*PROBLEM STATEMENT*: Format the lines in the records as a numbered list, omitting blank lines. Begin at the line containing "- y-tick-label: 5: [70, 117, 80, 137]" and stop after the line containing "- bar-2026-p--2: [941, 207, 1013, 494]".
:::::
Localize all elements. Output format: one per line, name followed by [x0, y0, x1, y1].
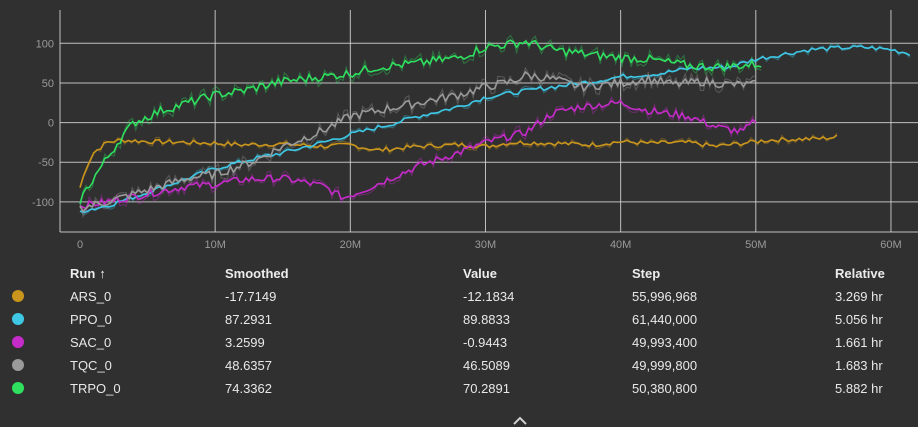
- run-name: TRPO_0: [70, 381, 121, 396]
- y-tick-label: 100: [36, 38, 54, 50]
- chart: 0 10M 20M 30M 40M 50M 60M 100 50 0 -50 -100: [32, 10, 918, 251]
- run-color-swatch[interactable]: [12, 313, 24, 325]
- x-tick-label: 0: [77, 239, 83, 251]
- table-header: Run ↑ Smoothed Value Step Relative: [0, 262, 918, 285]
- step-column-header: Step: [632, 266, 661, 281]
- step-value: 55,996,968: [632, 289, 698, 304]
- step-value: 61,440,000: [632, 312, 698, 327]
- raw-value: -0.9443: [463, 335, 508, 350]
- run-color-swatch[interactable]: [12, 382, 24, 394]
- series-raw-PPO_0: [79, 42, 911, 216]
- relative-time: 5.882 hr: [835, 381, 883, 396]
- smoothed-value: 3.2599: [225, 335, 265, 350]
- series-line-TQC_0: [79, 70, 756, 213]
- raw-value: 89.8833: [463, 312, 510, 327]
- relative-time: 1.683 hr: [835, 358, 883, 373]
- raw-value: 46.5089: [463, 358, 510, 373]
- raw-value: -12.1834: [463, 289, 515, 304]
- run-header-label: Run: [70, 266, 96, 281]
- run-color-swatch[interactable]: [12, 336, 24, 348]
- smoothed-value: -17.7149: [225, 289, 277, 304]
- y-tick-label: 50: [42, 78, 54, 90]
- x-tick-label: 10M: [204, 239, 225, 251]
- run-column-header[interactable]: Run ↑: [70, 266, 106, 281]
- runs-table: Run ↑ Smoothed Value Step Relative ARS_0 …: [0, 262, 918, 400]
- smoothed-value: 48.6357: [225, 358, 272, 373]
- sort-ascending-icon[interactable]: ↑: [99, 266, 106, 281]
- table-row: SAC_0 3.2599 -0.9443 49,993,400 1.661 hr: [0, 331, 918, 354]
- table-row: PPO_0 87.2931 89.8833 61,440,000 5.056 h…: [0, 308, 918, 331]
- step-value: 50,380,800: [632, 381, 698, 396]
- y-tick-label: 0: [48, 118, 54, 130]
- step-value: 49,999,800: [632, 358, 698, 373]
- series-raw-SAC_0: [79, 95, 757, 215]
- series-line-PPO_0: [79, 44, 911, 214]
- relative-time: 3.269 hr: [835, 289, 883, 304]
- run-name: ARS_0: [70, 289, 112, 304]
- table-row: TQC_0 48.6357 46.5089 49,999,800 1.683 h…: [0, 354, 918, 377]
- series-line-SAC_0: [79, 99, 757, 210]
- run-name: SAC_0: [70, 335, 112, 350]
- step-value: 49,993,400: [632, 335, 698, 350]
- tick-layer: 0 10M 20M 30M 40M 50M 60M 100 50 0 -50 -100: [32, 38, 902, 251]
- raw-layer: [79, 34, 911, 219]
- x-tick-label: 30M: [475, 239, 496, 251]
- series-line-TRPO_0: [79, 39, 762, 205]
- run-color-swatch[interactable]: [12, 290, 24, 302]
- value-column-header: Value: [463, 266, 497, 281]
- grid-layer: [59, 10, 918, 233]
- x-tick-label: 50M: [745, 239, 766, 251]
- run-name: PPO_0: [70, 312, 112, 327]
- relative-time: 1.661 hr: [835, 335, 883, 350]
- x-tick-label: 60M: [880, 239, 901, 251]
- series-raw-TRPO_0: [79, 34, 762, 209]
- table-row: TRPO_0 74.3362 70.2891 50,380,800 5.882 …: [0, 377, 918, 400]
- y-tick-label: -100: [32, 197, 54, 209]
- relative-time: 5.056 hr: [835, 312, 883, 327]
- relative-column-header: Relative: [835, 266, 885, 281]
- run-name: TQC_0: [70, 358, 112, 373]
- x-tick-label: 20M: [340, 239, 361, 251]
- smoothed-column-header: Smoothed: [225, 266, 289, 281]
- x-tick-label: 40M: [610, 239, 631, 251]
- smoothed-value: 74.3362: [225, 381, 272, 396]
- run-color-swatch[interactable]: [12, 359, 24, 371]
- table-row: ARS_0 -17.7149 -12.1834 55,996,968 3.269…: [0, 285, 918, 308]
- raw-value: 70.2891: [463, 381, 510, 396]
- smoothed-value: 87.2931: [225, 312, 272, 327]
- y-tick-label: -50: [38, 157, 54, 169]
- chevron-up-icon[interactable]: [512, 414, 528, 426]
- line-layer: [79, 39, 911, 214]
- series-line-ARS_0: [79, 134, 838, 188]
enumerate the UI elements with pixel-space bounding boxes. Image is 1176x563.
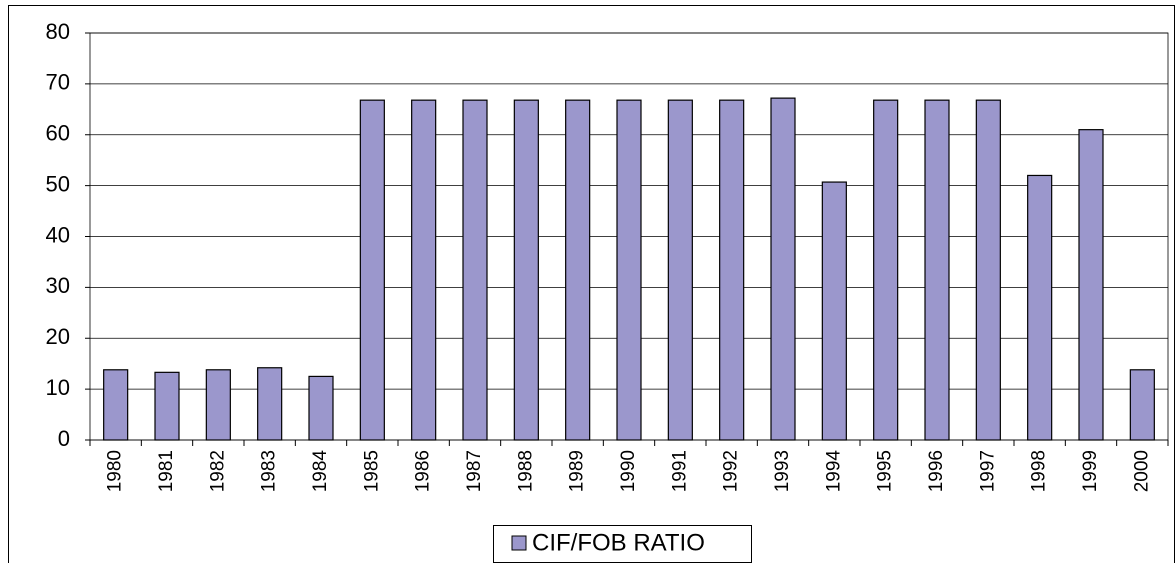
bar xyxy=(975,99,1001,441)
x-tick-label: 1987 xyxy=(464,450,485,492)
bar xyxy=(411,99,437,441)
bar xyxy=(462,99,488,441)
x-tick-label: 1996 xyxy=(926,450,947,492)
x-tick-label: 1992 xyxy=(721,450,742,492)
y-tick-label: 50 xyxy=(46,171,70,196)
x-tick-label: 1999 xyxy=(1080,450,1101,492)
bar xyxy=(103,369,129,441)
chart-frame xyxy=(8,5,1175,563)
bar xyxy=(770,97,796,441)
x-tick-label: 1998 xyxy=(1029,450,1050,492)
bar xyxy=(565,99,591,441)
bar xyxy=(1129,369,1155,441)
bar xyxy=(1027,174,1053,441)
bar xyxy=(667,99,693,441)
bar xyxy=(873,99,899,441)
y-tick-label: 70 xyxy=(46,70,70,95)
bar xyxy=(154,371,180,441)
x-tick-label: 1985 xyxy=(361,450,382,492)
x-tick-label: 1995 xyxy=(875,450,896,492)
y-tick-label: 20 xyxy=(46,324,70,349)
bar xyxy=(257,367,283,441)
x-tick-label: 1991 xyxy=(669,450,690,492)
x-tick-label: 1997 xyxy=(977,450,998,492)
bar xyxy=(821,181,847,441)
x-tick-label: 1982 xyxy=(207,450,228,492)
x-tick-label: 1986 xyxy=(413,450,434,492)
bar xyxy=(359,99,385,441)
bar xyxy=(1078,129,1104,441)
x-tick-label: 1984 xyxy=(310,450,331,493)
x-tick-label: 1990 xyxy=(618,450,639,492)
bar xyxy=(924,99,950,441)
y-tick-label: 80 xyxy=(46,19,70,44)
x-tick-label: 1989 xyxy=(567,450,588,492)
bar xyxy=(719,99,745,441)
y-tick-label: 60 xyxy=(46,121,70,146)
y-tick-label: 10 xyxy=(46,375,70,400)
bar xyxy=(205,369,231,441)
x-tick-label: 1981 xyxy=(156,450,177,492)
bar xyxy=(308,375,334,441)
y-tick-label: 30 xyxy=(46,273,70,298)
legend: CIF/FOB RATIO xyxy=(493,525,752,563)
legend-label: CIF/FOB RATIO xyxy=(532,529,705,556)
y-tick-label: 40 xyxy=(46,222,70,247)
x-tick-label: 1993 xyxy=(772,450,793,492)
legend-swatch xyxy=(511,535,527,551)
bar xyxy=(616,99,642,441)
x-tick-label: 1983 xyxy=(259,450,280,492)
x-tick-label: 1980 xyxy=(105,450,126,492)
bar xyxy=(513,99,539,441)
y-tick-label: 0 xyxy=(58,426,70,451)
x-tick-label: 2000 xyxy=(1131,450,1152,492)
x-tick-label: 1994 xyxy=(823,450,844,493)
x-tick-label: 1988 xyxy=(515,450,536,492)
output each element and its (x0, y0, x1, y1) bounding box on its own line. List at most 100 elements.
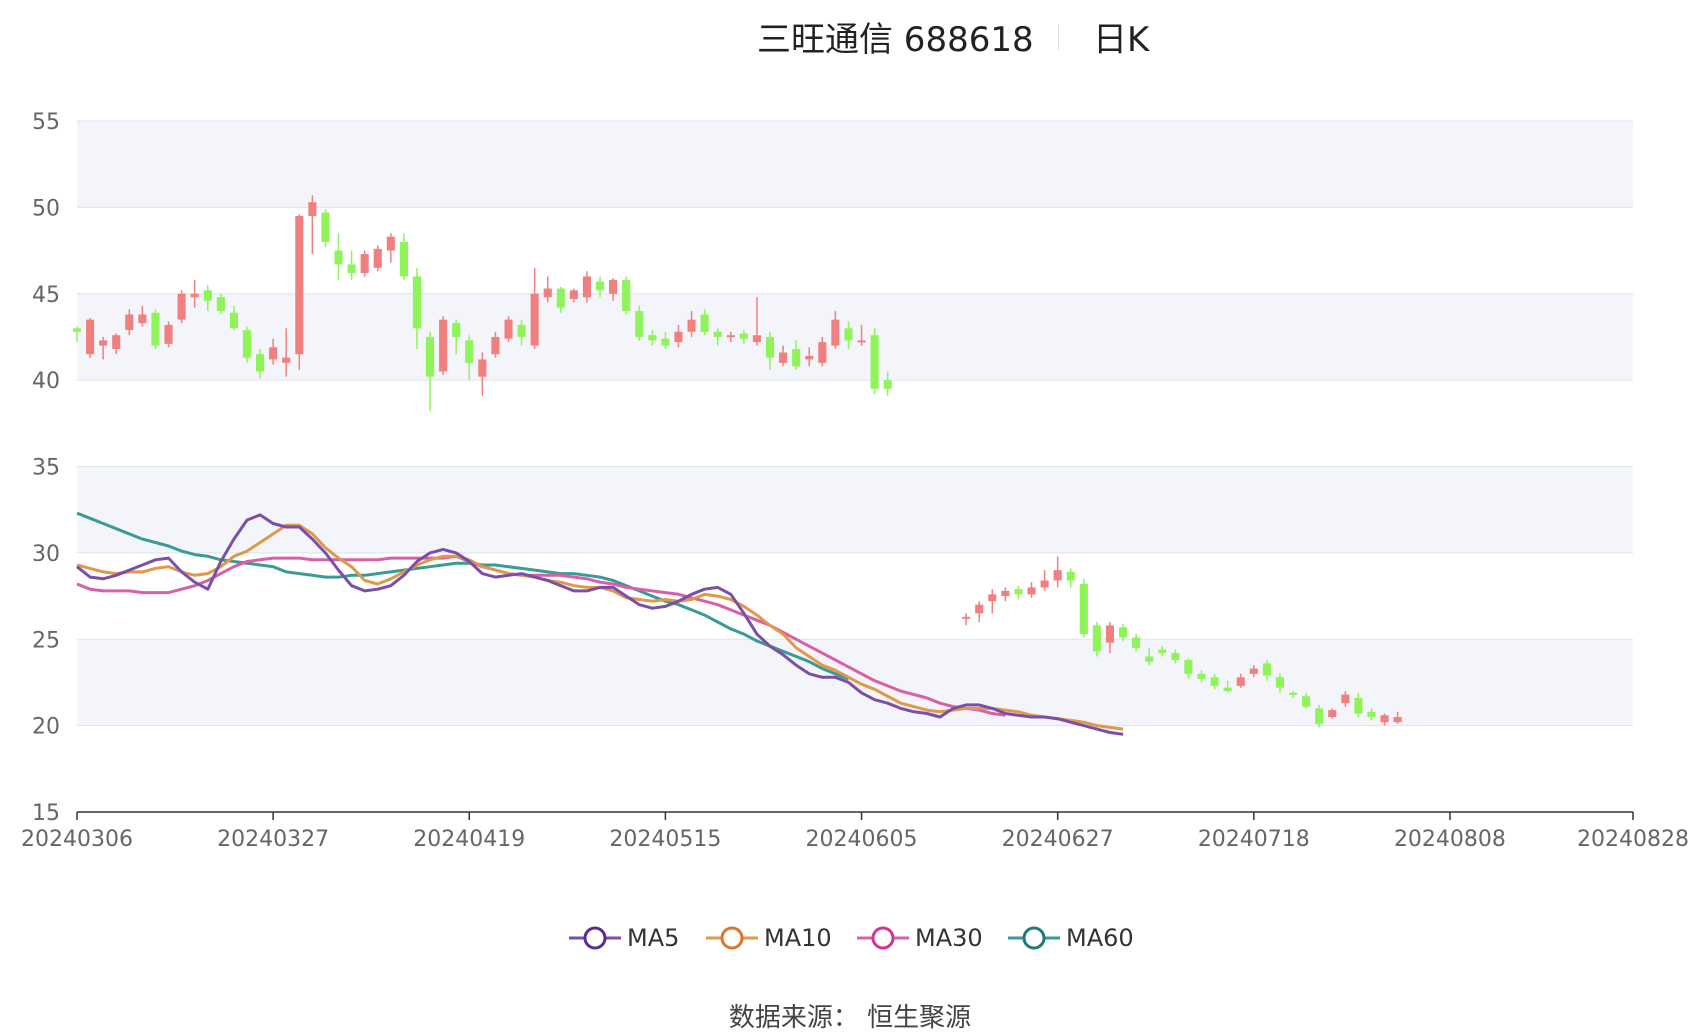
candle-body (373, 248, 382, 268)
candle-body (582, 276, 592, 298)
y-tick-label: 25 (32, 628, 60, 653)
candle-body (687, 319, 696, 332)
candle-body (72, 328, 82, 332)
candle-body (988, 594, 997, 602)
candle-body (321, 212, 330, 242)
candle-body (164, 324, 173, 344)
y-tick-label: 50 (32, 196, 60, 221)
candle-body (870, 335, 879, 389)
x-tick-label: 20240515 (609, 827, 721, 852)
x-tick-label: 20240327 (217, 827, 329, 852)
candle-body (517, 324, 526, 337)
candle-body (1053, 570, 1062, 581)
candle-body (1079, 583, 1088, 635)
candle-body (1302, 696, 1311, 707)
candle-body (282, 357, 291, 363)
candle-body (99, 340, 108, 346)
x-tick-label: 20240828 (1577, 827, 1689, 852)
ma30-line (76, 554, 1006, 717)
legend-ma10-icon (706, 926, 758, 950)
legend-ma30-icon (857, 926, 909, 950)
candle-body (648, 335, 657, 341)
candle-body (151, 312, 160, 346)
candle-body (752, 335, 761, 343)
candle-body (295, 216, 304, 355)
legend-label-ma30: MA30 (915, 924, 983, 952)
x-tick-label: 20240808 (1394, 827, 1506, 852)
candle-body (805, 355, 814, 360)
x-tick-label: 20240627 (1002, 827, 1114, 852)
legend-label-ma60: MA60 (1066, 924, 1134, 952)
ma5-line (76, 513, 1124, 736)
candle-body (857, 340, 866, 343)
candle-body (1210, 677, 1219, 686)
candle-body (439, 319, 448, 372)
y-tick-label: 40 (32, 369, 60, 394)
x-tick-label: 20240419 (413, 827, 525, 852)
legend-item-ma5[interactable]: MA5 (569, 918, 679, 958)
candle-body (595, 281, 605, 291)
candle-body (1367, 711, 1376, 717)
candle-body (1001, 590, 1010, 597)
candle-body (1315, 708, 1324, 724)
candle-body (713, 331, 722, 337)
candle-body (203, 290, 212, 301)
legend-label-ma5: MA5 (627, 924, 680, 952)
x-tick-label: 20240718 (1198, 827, 1310, 852)
candle-body (1066, 571, 1075, 581)
candle-body (962, 616, 971, 619)
candle-body (177, 293, 186, 320)
ma60-line (76, 511, 850, 681)
candle-body (1288, 692, 1298, 695)
candle-body (1105, 625, 1115, 643)
legend-ma5-icon (569, 926, 621, 950)
legend-item-ma10[interactable]: MA10 (706, 918, 832, 958)
candle-body (1223, 687, 1232, 692)
legend-ma60-icon (1008, 926, 1060, 950)
candle-body (1236, 677, 1245, 686)
candle-body (190, 293, 199, 298)
candle-body (635, 311, 644, 337)
candle-body (543, 288, 552, 298)
candle-body (138, 314, 147, 324)
candle-body (726, 335, 735, 338)
candle-body (1262, 663, 1271, 676)
candle-body (242, 330, 252, 358)
candle-body (1158, 649, 1167, 654)
candle-body (818, 342, 827, 363)
candle-body (1118, 627, 1128, 638)
candle-body (347, 264, 356, 274)
candle-body (975, 604, 984, 614)
plot-band (77, 293, 1633, 381)
candle-body (1027, 587, 1036, 595)
y-tick-label: 55 (32, 110, 60, 135)
plot-band (77, 466, 1633, 553)
data-source-note: 数据来源： 恒生聚源 (728, 1003, 972, 1033)
candle-body (622, 279, 631, 312)
candle-body (1184, 659, 1193, 674)
candle-body (1328, 710, 1337, 717)
candle-body (308, 202, 317, 217)
candle-body (465, 340, 474, 363)
candle-body (844, 328, 853, 341)
candle-body (112, 335, 121, 350)
y-tick-label: 35 (32, 456, 60, 481)
candle-body (229, 312, 238, 329)
candle-body (765, 336, 775, 358)
candle-body (569, 290, 578, 299)
legend-item-ma30[interactable]: MA30 (857, 918, 983, 958)
candle-body (1040, 580, 1049, 588)
y-tick-label: 15 (32, 801, 60, 826)
candle-body (452, 323, 461, 337)
candle-body (334, 250, 343, 265)
candle-body (478, 359, 487, 377)
candle-body (609, 279, 618, 294)
legend-item-ma60[interactable]: MA60 (1008, 918, 1134, 958)
y-tick-label: 20 (32, 715, 60, 740)
candle-body (125, 314, 134, 331)
candle-body (425, 336, 435, 377)
candle-body (1014, 589, 1023, 595)
candle-body (1275, 677, 1285, 688)
candle-body (1393, 716, 1402, 723)
candle-body (386, 236, 395, 251)
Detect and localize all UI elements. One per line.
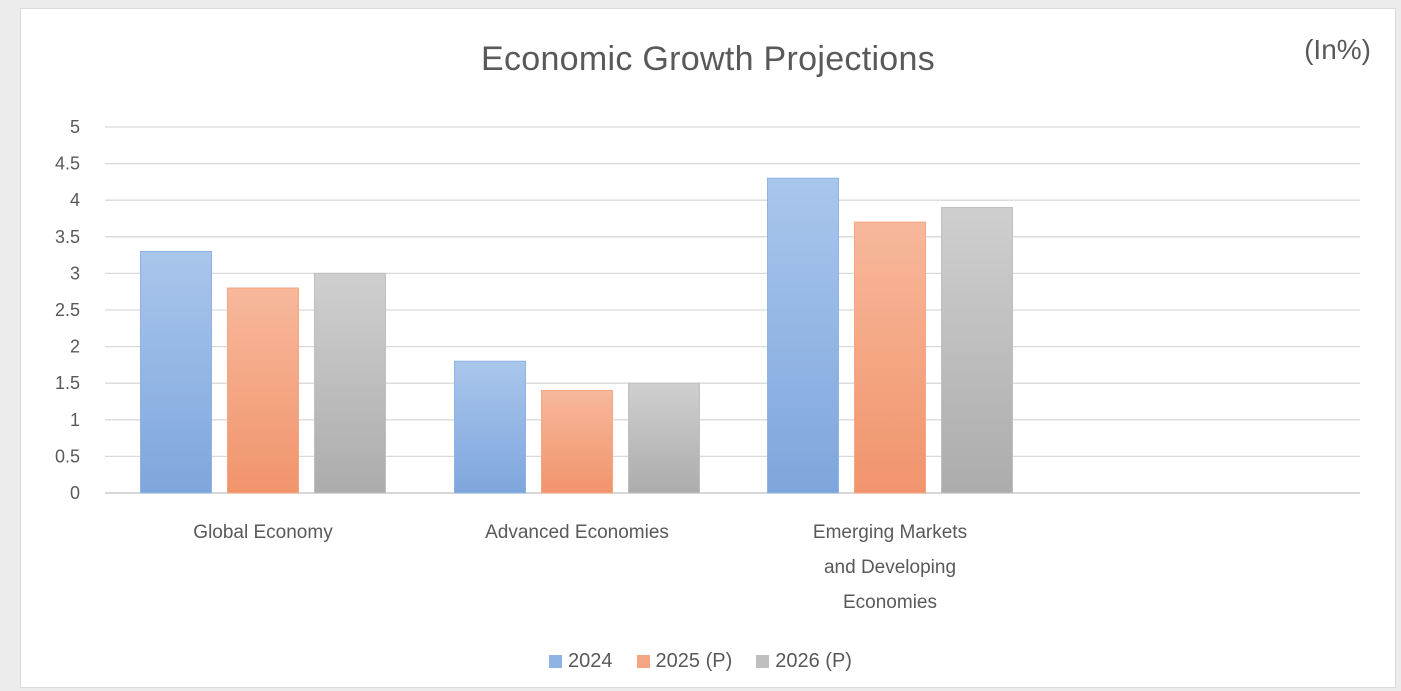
- y-tick-label: 5: [70, 117, 80, 137]
- x-category-label: Global Economy: [193, 522, 333, 543]
- legend-item: 2025 (P): [636, 650, 733, 673]
- legend: 2024 2025 (P) 2026 (P): [0, 650, 1401, 673]
- y-tick-label: 4.5: [55, 154, 80, 174]
- legend-label: 2025 (P): [655, 650, 733, 672]
- y-tick-label: 3.5: [55, 227, 80, 247]
- bar-2026-p--2: [941, 207, 1013, 494]
- legend-label: 2024: [568, 650, 613, 672]
- x-category-label: Emerging Markets and Developing Economies: [813, 522, 967, 613]
- bar-2025-p--0: [227, 287, 299, 494]
- legend-swatch: [756, 655, 770, 668]
- x-category-label: Advanced Economies: [485, 522, 669, 543]
- y-tick-label: 4: [70, 190, 80, 210]
- legend-swatch: [636, 655, 650, 668]
- y-tick-label: 3: [70, 263, 80, 283]
- bars: [140, 177, 1013, 494]
- y-tick-label: 0.5: [55, 446, 80, 466]
- chart-title: Economic Growth Projections: [480, 40, 936, 78]
- y-tick-label: 2.5: [55, 300, 80, 320]
- y-tick-label: 0: [70, 483, 80, 503]
- bar-2024-0: [140, 250, 212, 494]
- bar-2025-p--1: [541, 390, 613, 494]
- bar-2026-p--1: [628, 382, 700, 494]
- y-tick-label: 2: [70, 337, 80, 357]
- x-axis-labels: Global Economy Advanced Economies Emerging…: [193, 522, 967, 613]
- y-axis-ticks: 0 0.5 1 1.5 2 2.5 3 3.5 4 4.5 5: [55, 117, 80, 503]
- y-tick-label: 1.5: [55, 373, 80, 393]
- bar-2024-1: [454, 360, 526, 494]
- y-tick-label: 1: [70, 410, 80, 430]
- legend-label: 2026 (P): [775, 650, 852, 672]
- unit-label: (In%): [1304, 34, 1371, 65]
- bar-2025-p--2: [854, 221, 926, 494]
- legend-swatch: [549, 655, 563, 668]
- legend-item: 2026 (P): [756, 650, 852, 673]
- bar-2024-2: [767, 177, 839, 494]
- bar-2026-p--0: [314, 272, 386, 494]
- legend-item: 2024: [549, 650, 613, 673]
:::::
*FINAL RESULT*:
1. - y-tick-label: 5: [70, 117, 80, 137]
2. - x-category-label: Global Economy: [193, 522, 333, 543]
3. - legend-item: 2025 (P): [636, 650, 733, 673]
4. - legend: 2024 2025 (P) 2026 (P): [0, 650, 1401, 673]
5. - y-tick-label: 4.5: [55, 154, 80, 174]
6. - legend-label: 2025 (P): [655, 650, 733, 672]
7. - y-tick-label: 3.5: [55, 227, 80, 247]
8. - bar-2026-p--2: [941, 207, 1013, 494]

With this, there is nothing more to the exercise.